* Task to carry out *
Say how many lines contain the word "JSON" and give no other text.

Collection entries

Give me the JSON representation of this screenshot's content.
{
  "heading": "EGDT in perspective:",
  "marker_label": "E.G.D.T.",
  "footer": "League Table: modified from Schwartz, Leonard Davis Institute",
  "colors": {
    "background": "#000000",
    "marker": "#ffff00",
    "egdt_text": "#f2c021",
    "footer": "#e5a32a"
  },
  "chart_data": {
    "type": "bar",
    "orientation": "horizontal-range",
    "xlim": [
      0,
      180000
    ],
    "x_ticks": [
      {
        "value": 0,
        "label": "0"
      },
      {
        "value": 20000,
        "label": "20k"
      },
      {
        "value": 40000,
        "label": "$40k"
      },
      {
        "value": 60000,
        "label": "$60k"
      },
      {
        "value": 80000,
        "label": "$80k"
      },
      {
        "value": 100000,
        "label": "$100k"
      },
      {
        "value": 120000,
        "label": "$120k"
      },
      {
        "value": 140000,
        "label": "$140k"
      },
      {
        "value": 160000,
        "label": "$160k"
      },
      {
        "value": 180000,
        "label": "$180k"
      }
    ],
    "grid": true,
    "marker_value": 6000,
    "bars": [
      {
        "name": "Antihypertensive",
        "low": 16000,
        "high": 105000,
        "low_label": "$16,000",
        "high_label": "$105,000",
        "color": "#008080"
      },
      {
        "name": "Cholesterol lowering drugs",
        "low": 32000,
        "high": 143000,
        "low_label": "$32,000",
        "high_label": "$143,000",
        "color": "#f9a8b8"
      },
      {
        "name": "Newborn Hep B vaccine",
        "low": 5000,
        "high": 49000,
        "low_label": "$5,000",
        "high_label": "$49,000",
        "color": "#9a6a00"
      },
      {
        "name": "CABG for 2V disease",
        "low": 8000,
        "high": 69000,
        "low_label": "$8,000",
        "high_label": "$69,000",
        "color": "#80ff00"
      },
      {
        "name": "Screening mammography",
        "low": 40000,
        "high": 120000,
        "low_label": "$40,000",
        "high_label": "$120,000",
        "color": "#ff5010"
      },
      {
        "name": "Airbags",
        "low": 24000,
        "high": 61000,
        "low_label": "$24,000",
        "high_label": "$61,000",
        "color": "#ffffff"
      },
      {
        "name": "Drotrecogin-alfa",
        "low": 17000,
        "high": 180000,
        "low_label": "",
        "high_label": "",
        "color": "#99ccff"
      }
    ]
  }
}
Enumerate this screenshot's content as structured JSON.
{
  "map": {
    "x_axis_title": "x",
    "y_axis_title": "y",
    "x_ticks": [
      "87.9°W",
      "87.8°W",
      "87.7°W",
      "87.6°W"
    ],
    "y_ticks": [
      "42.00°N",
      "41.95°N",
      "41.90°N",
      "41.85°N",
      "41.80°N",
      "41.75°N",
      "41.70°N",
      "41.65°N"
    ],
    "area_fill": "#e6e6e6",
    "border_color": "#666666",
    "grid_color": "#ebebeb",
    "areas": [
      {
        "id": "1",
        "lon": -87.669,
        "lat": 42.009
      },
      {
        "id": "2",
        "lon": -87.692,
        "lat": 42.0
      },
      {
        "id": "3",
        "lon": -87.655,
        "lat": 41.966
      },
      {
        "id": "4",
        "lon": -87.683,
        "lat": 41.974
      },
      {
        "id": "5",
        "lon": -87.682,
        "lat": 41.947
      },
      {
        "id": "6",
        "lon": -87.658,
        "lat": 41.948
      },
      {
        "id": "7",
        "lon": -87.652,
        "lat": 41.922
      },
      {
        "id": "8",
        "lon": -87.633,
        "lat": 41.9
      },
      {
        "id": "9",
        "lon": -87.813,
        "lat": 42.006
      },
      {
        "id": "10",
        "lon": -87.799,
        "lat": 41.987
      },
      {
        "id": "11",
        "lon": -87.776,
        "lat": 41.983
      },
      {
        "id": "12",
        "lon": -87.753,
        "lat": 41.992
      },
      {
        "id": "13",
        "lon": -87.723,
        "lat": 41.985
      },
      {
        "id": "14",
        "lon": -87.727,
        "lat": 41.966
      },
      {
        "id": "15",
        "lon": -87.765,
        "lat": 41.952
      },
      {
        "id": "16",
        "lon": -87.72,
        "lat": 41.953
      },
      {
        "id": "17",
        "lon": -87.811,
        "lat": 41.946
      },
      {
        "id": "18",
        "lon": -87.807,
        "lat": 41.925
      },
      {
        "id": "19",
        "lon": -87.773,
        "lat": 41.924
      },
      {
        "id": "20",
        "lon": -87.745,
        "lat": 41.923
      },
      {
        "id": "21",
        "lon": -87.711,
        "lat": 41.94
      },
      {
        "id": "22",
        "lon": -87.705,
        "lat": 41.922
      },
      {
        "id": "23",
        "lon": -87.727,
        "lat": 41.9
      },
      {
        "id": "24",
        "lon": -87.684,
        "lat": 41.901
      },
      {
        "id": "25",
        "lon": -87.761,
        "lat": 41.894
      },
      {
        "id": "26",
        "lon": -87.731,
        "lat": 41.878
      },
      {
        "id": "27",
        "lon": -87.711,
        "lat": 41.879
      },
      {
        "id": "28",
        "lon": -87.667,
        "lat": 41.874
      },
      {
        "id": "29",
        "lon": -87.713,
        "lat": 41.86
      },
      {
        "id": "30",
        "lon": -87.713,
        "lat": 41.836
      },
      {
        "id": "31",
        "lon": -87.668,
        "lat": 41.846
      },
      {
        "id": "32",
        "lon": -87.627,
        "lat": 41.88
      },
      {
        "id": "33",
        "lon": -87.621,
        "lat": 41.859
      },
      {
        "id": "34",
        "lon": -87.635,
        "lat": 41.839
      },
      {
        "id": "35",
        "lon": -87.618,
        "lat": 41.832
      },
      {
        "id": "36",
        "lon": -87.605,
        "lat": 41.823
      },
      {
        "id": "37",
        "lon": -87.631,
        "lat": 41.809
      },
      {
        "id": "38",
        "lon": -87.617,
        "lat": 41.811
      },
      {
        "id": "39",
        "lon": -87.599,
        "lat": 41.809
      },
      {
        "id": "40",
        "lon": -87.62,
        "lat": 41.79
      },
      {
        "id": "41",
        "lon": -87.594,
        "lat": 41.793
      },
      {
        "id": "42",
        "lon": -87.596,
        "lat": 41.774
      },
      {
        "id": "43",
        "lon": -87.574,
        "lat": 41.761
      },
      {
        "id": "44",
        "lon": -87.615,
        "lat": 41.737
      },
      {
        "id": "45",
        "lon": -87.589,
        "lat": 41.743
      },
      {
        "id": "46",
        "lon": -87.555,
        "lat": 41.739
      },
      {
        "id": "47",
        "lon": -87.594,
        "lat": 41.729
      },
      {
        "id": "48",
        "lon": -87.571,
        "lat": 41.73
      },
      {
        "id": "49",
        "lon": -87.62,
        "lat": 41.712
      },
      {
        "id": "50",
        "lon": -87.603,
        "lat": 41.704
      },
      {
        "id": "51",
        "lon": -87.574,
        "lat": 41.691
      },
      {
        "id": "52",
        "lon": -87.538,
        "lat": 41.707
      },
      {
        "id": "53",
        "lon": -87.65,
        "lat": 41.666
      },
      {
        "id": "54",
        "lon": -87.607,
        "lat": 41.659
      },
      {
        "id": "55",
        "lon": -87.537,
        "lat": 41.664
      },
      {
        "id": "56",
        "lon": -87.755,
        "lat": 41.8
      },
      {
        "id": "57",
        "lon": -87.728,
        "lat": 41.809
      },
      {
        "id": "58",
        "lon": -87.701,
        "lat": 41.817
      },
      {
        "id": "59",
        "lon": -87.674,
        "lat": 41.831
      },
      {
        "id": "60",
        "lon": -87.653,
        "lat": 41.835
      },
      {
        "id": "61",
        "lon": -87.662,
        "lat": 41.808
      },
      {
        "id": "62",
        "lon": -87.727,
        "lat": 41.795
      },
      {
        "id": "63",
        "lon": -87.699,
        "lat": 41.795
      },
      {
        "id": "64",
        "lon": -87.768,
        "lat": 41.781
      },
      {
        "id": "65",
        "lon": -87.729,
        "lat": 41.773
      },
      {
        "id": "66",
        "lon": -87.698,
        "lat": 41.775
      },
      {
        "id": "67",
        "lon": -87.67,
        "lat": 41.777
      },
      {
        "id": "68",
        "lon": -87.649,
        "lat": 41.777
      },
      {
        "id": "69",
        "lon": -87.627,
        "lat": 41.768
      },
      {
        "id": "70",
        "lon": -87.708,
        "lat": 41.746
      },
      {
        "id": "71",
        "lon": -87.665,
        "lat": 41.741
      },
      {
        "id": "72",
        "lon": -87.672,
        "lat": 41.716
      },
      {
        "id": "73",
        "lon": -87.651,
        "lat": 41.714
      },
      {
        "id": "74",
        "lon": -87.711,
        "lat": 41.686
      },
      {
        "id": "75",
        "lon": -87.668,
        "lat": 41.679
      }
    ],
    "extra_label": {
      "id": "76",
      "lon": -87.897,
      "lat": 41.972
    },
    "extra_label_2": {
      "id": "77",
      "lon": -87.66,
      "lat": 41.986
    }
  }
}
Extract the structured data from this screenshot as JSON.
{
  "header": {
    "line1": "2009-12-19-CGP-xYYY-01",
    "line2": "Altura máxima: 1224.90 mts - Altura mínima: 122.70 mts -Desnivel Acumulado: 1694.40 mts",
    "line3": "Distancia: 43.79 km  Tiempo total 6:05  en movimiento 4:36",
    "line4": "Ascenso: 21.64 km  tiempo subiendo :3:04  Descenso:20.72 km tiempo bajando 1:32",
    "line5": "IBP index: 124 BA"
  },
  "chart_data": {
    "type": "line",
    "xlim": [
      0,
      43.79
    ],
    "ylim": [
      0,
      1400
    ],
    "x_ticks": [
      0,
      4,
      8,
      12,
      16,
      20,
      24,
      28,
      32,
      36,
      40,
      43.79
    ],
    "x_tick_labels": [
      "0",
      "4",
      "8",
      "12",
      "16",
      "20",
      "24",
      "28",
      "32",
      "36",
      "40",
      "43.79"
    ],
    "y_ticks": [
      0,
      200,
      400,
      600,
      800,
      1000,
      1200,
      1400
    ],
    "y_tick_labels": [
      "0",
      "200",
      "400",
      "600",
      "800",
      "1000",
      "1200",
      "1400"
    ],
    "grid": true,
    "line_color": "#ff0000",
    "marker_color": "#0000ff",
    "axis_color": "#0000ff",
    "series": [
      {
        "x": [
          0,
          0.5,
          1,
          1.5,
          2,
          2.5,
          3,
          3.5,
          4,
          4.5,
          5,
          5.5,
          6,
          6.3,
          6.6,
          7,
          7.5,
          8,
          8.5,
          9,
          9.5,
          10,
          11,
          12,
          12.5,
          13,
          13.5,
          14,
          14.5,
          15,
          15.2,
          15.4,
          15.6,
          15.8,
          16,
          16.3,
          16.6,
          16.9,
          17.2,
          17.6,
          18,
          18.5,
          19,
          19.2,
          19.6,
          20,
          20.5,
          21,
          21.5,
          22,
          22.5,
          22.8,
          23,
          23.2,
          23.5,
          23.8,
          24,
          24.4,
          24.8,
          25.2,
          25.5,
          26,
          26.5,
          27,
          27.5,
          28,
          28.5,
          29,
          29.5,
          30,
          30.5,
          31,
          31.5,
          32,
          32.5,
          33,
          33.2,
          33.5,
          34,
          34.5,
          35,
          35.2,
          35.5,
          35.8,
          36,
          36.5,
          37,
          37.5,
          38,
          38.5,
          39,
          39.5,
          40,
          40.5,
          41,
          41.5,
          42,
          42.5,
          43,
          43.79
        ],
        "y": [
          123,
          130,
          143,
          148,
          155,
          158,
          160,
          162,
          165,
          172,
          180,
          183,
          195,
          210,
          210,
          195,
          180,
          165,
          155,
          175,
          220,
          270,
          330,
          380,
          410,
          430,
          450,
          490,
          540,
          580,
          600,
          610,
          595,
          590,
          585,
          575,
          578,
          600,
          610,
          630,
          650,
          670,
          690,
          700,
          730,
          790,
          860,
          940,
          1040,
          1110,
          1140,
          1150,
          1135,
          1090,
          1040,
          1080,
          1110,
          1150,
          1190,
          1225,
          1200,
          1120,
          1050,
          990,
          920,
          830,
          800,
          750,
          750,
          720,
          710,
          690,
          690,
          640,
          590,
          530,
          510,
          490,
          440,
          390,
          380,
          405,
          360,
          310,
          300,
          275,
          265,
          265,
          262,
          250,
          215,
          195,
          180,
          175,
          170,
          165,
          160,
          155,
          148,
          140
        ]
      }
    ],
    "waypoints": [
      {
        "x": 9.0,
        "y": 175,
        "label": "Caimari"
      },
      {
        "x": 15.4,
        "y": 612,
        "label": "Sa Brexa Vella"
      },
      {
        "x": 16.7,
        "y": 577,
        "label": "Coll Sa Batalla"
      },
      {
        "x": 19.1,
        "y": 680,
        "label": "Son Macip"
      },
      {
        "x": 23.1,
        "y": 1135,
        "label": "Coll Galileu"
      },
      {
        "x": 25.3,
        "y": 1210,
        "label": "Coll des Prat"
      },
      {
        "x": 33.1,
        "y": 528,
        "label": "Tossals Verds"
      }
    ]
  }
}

* Solution *
3